--- START OF Information given ---

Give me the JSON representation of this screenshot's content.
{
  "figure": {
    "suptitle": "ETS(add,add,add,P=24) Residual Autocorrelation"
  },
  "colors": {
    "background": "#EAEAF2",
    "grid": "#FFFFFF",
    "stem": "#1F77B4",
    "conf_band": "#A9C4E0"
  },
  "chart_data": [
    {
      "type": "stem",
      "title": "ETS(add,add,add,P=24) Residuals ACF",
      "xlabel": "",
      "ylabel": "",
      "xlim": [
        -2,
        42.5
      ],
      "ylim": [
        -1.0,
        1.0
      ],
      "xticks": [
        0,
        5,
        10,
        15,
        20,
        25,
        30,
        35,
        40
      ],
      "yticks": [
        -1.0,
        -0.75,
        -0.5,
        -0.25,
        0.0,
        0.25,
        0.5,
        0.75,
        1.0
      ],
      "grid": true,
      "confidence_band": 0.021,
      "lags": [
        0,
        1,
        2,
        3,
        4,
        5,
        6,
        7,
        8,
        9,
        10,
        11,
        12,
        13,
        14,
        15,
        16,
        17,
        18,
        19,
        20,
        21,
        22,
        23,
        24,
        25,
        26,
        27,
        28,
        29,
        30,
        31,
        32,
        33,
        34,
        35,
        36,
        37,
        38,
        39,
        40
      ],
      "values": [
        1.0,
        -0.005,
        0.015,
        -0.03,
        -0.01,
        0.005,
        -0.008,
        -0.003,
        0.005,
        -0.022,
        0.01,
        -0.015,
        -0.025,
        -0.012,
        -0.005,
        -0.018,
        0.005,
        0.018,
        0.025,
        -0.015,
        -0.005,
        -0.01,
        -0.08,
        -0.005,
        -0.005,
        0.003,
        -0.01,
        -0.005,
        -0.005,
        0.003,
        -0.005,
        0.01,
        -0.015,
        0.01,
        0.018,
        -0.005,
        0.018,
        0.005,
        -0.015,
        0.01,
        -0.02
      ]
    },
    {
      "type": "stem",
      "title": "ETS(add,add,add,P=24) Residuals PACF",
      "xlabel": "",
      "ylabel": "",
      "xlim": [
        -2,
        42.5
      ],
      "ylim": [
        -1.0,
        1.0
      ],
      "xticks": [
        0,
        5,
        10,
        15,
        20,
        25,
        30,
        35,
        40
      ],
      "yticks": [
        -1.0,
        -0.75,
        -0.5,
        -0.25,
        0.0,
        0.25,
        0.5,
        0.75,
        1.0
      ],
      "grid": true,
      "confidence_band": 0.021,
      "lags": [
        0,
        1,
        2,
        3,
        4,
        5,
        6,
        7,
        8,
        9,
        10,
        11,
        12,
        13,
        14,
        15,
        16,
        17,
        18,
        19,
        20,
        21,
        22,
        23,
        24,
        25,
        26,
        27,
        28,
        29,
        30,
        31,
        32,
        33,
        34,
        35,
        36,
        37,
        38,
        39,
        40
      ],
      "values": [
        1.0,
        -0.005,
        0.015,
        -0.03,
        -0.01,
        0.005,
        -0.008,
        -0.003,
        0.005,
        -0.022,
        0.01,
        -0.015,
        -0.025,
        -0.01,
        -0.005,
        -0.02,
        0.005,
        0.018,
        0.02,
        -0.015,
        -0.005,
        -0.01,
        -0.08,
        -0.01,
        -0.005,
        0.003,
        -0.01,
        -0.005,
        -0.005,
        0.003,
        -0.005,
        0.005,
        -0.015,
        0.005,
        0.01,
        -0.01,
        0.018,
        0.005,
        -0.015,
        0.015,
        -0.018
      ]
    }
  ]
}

--- END OF Information given ---

▸ **Aim of the exercise**
Print the listing above in full, exactly as it is.

▸ **Problem solution**
Give me the JSON representation of this screenshot's content.
{
  "figure": {
    "suptitle": "ETS(add,add,add,P=24) Residual Autocorrelation"
  },
  "colors": {
    "background": "#EAEAF2",
    "grid": "#FFFFFF",
    "stem": "#1F77B4",
    "conf_band": "#A9C4E0"
  },
  "chart_data": [
    {
      "type": "stem",
      "title": "ETS(add,add,add,P=24) Residuals ACF",
      "xlabel": "",
      "ylabel": "",
      "xlim": [
        -2,
        42.5
      ],
      "ylim": [
        -1.0,
        1.0
      ],
      "xticks": [
        0,
        5,
        10,
        15,
        20,
        25,
        30,
        35,
        40
      ],
      "yticks": [
        -1.0,
        -0.75,
        -0.5,
        -0.25,
        0.0,
        0.25,
        0.5,
        0.75,
        1.0
      ],
      "grid": true,
      "confidence_band": 0.021,
      "lags": [
        0,
        1,
        2,
        3,
        4,
        5,
        6,
        7,
        8,
        9,
        10,
        11,
        12,
        13,
        14,
        15,
        16,
        17,
        18,
        19,
        20,
        21,
        22,
        23,
        24,
        25,
        26,
        27,
        28,
        29,
        30,
        31,
        32,
        33,
        34,
        35,
        36,
        37,
        38,
        39,
        40
      ],
      "values": [
        1.0,
        -0.005,
        0.015,
        -0.03,
        -0.01,
        0.005,
        -0.008,
        -0.003,
        0.005,
        -0.022,
        0.01,
        -0.015,
        -0.025,
        -0.012,
        -0.005,
        -0.018,
        0.005,
        0.018,
        0.025,
        -0.015,
        -0.005,
        -0.01,
        -0.08,
        -0.005,
        -0.005,
        0.003,
        -0.01,
        -0.005,
        -0.005,
        0.003,
        -0.005,
        0.01,
        -0.015,
        0.01,
        0.018,
        -0.005,
        0.018,
        0.005,
        -0.015,
        0.01,
        -0.02
      ]
    },
    {
      "type": "stem",
      "title": "ETS(add,add,add,P=24) Residuals PACF",
      "xlabel": "",
      "ylabel": "",
      "xlim": [
        -2,
        42.5
      ],
      "ylim": [
        -1.0,
        1.0
      ],
      "xticks": [
        0,
        5,
        10,
        15,
        20,
        25,
        30,
        35,
        40
      ],
      "yticks": [
        -1.0,
        -0.75,
        -0.5,
        -0.25,
        0.0,
        0.25,
        0.5,
        0.75,
        1.0
      ],
      "grid": true,
      "confidence_band": 0.021,
      "lags": [
        0,
        1,
        2,
        3,
        4,
        5,
        6,
        7,
        8,
        9,
        10,
        11,
        12,
        13,
        14,
        15,
        16,
        17,
        18,
        19,
        20,
        21,
        22,
        23,
        24,
        25,
        26,
        27,
        28,
        29,
        30,
        31,
        32,
        33,
        34,
        35,
        36,
        37,
        38,
        39,
        40
      ],
      "values": [
        1.0,
        -0.005,
        0.015,
        -0.03,
        -0.01,
        0.005,
        -0.008,
        -0.003,
        0.005,
        -0.022,
        0.01,
        -0.015,
        -0.025,
        -0.01,
        -0.005,
        -0.02,
        0.005,
        0.018,
        0.02,
        -0.015,
        -0.005,
        -0.01,
        -0.08,
        -0.01,
        -0.005,
        0.003,
        -0.01,
        -0.005,
        -0.005,
        0.003,
        -0.005,
        0.005,
        -0.015,
        0.005,
        0.01,
        -0.01,
        0.018,
        0.005,
        -0.015,
        0.015,
        -0.018
      ]
    }
  ]
}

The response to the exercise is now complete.